■ **What is being asked**: Quote the records that follow in full, leaving the pictures out.

■ **Exercise materials**:
## Start

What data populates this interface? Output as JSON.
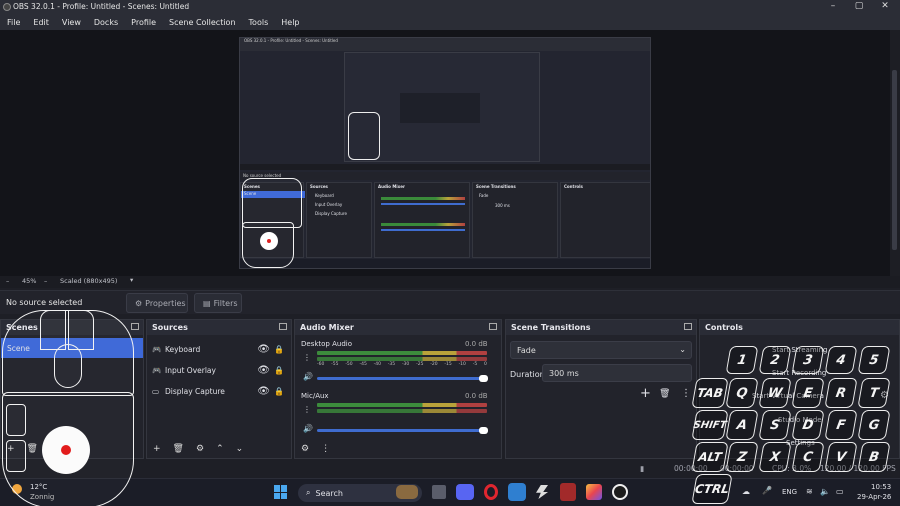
{
  "window": {
    "title": "OBS 32.0.1 - Profile: Untitled - Scenes: Untitled",
    "controls": [
      "–",
      "▢",
      "✕"
    ]
  },
  "menu": [
    "File",
    "Edit",
    "View",
    "Docks",
    "Profile",
    "Scene Collection",
    "Tools",
    "Help"
  ],
  "zoom": {
    "minus": "–",
    "percent": "45%",
    "plus": "–",
    "mode": "Scaled (880x495)",
    "dropdown": "▾"
  },
  "source_bar": {
    "label": "No source selected",
    "properties": "Properties",
    "filters": "Filters"
  },
  "scenes": {
    "title": "Scenes",
    "items": [
      "Scene"
    ]
  },
  "sources": {
    "title": "Sources",
    "items": [
      "Keyboard",
      "Input Overlay",
      "Display Capture"
    ]
  },
  "audio": {
    "title": "Audio Mixer",
    "channels": [
      {
        "name": "Desktop Audio",
        "db": "0.0 dB"
      },
      {
        "name": "Mic/Aux",
        "db": "0.0 dB"
      }
    ],
    "scale": [
      "-60",
      "-55",
      "-50",
      "-45",
      "-40",
      "-35",
      "-30",
      "-25",
      "-20",
      "-15",
      "-10",
      "-5",
      "0"
    ]
  },
  "transitions": {
    "title": "Scene Transitions",
    "type": "Fade",
    "duration_label": "Duration",
    "duration_value": "300 ms"
  },
  "controls": {
    "title": "Controls",
    "buttons": [
      "Start Streaming",
      "Start Recording",
      "Start Virtual Camera",
      "Studio Mode",
      "Settings"
    ]
  },
  "status": {
    "time1": "00:00:00",
    "time2": "00:00:00",
    "cpu": "CPU: 3.0%",
    "fps": "120.00 / 120.00 FPS"
  },
  "keyboard_overlay": {
    "row1": [
      "1",
      "2",
      "3",
      "4",
      "5"
    ],
    "row2": [
      "TAB",
      "Q",
      "W",
      "E",
      "R",
      "T"
    ],
    "row3": [
      "SHIFT",
      "A",
      "S",
      "D",
      "F",
      "G"
    ],
    "row4": [
      "ALT",
      "Z",
      "X",
      "C",
      "V",
      "B"
    ],
    "row5": [
      "CTRL"
    ]
  },
  "taskbar": {
    "weather_temp": "12°C",
    "weather_desc": "Zonnig",
    "search": "Search",
    "lang": "ENG",
    "time": "10:53",
    "date": "29-Apr-26"
  },
  "mini_preview": {
    "title": "OBS 32.0.1 - Profile: Untitled - Scenes: Untitled",
    "label": "No source selected",
    "scenes": "Scenes",
    "scene_item": "Scene",
    "sources": "Sources",
    "source_items": [
      "Keyboard",
      "Input Overlay",
      "Display Capture"
    ],
    "audio": "Audio Mixer",
    "transitions": "Scene Transitions",
    "transition_type": "Fade",
    "duration": "300 ms",
    "controls": "Controls"
  },
  "colors": {
    "accent": "#3d68d8",
    "bg": "#1e1f26",
    "panel": "#22232b"
  }
}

## End

■ **Exercise result**:
What data populates this interface? Output as JSON.
{
  "window": {
    "title": "OBS 32.0.1 - Profile: Untitled - Scenes: Untitled",
    "controls": [
      "–",
      "▢",
      "✕"
    ]
  },
  "menu": [
    "File",
    "Edit",
    "View",
    "Docks",
    "Profile",
    "Scene Collection",
    "Tools",
    "Help"
  ],
  "zoom": {
    "minus": "–",
    "percent": "45%",
    "plus": "–",
    "mode": "Scaled (880x495)",
    "dropdown": "▾"
  },
  "source_bar": {
    "label": "No source selected",
    "properties": "Properties",
    "filters": "Filters"
  },
  "scenes": {
    "title": "Scenes",
    "items": [
      "Scene"
    ]
  },
  "sources": {
    "title": "Sources",
    "items": [
      "Keyboard",
      "Input Overlay",
      "Display Capture"
    ]
  },
  "audio": {
    "title": "Audio Mixer",
    "channels": [
      {
        "name": "Desktop Audio",
        "db": "0.0 dB"
      },
      {
        "name": "Mic/Aux",
        "db": "0.0 dB"
      }
    ],
    "scale": [
      "-60",
      "-55",
      "-50",
      "-45",
      "-40",
      "-35",
      "-30",
      "-25",
      "-20",
      "-15",
      "-10",
      "-5",
      "0"
    ]
  },
  "transitions": {
    "title": "Scene Transitions",
    "type": "Fade",
    "duration_label": "Duration",
    "duration_value": "300 ms"
  },
  "controls": {
    "title": "Controls",
    "buttons": [
      "Start Streaming",
      "Start Recording",
      "Start Virtual Camera",
      "Studio Mode",
      "Settings"
    ]
  },
  "status": {
    "time1": "00:00:00",
    "time2": "00:00:00",
    "cpu": "CPU: 3.0%",
    "fps": "120.00 / 120.00 FPS"
  },
  "keyboard_overlay": {
    "row1": [
      "1",
      "2",
      "3",
      "4",
      "5"
    ],
    "row2": [
      "TAB",
      "Q",
      "W",
      "E",
      "R",
      "T"
    ],
    "row3": [
      "SHIFT",
      "A",
      "S",
      "D",
      "F",
      "G"
    ],
    "row4": [
      "ALT",
      "Z",
      "X",
      "C",
      "V",
      "B"
    ],
    "row5": [
      "CTRL"
    ]
  },
  "taskbar": {
    "weather_temp": "12°C",
    "weather_desc": "Zonnig",
    "search": "Search",
    "lang": "ENG",
    "time": "10:53",
    "date": "29-Apr-26"
  },
  "mini_preview": {
    "title": "OBS 32.0.1 - Profile: Untitled - Scenes: Untitled",
    "label": "No source selected",
    "scenes": "Scenes",
    "scene_item": "Scene",
    "sources": "Sources",
    "source_items": [
      "Keyboard",
      "Input Overlay",
      "Display Capture"
    ],
    "audio": "Audio Mixer",
    "transitions": "Scene Transitions",
    "transition_type": "Fade",
    "duration": "300 ms",
    "controls": "Controls"
  },
  "colors": {
    "accent": "#3d68d8",
    "bg": "#1e1f26",
    "panel": "#22232b"
  }
}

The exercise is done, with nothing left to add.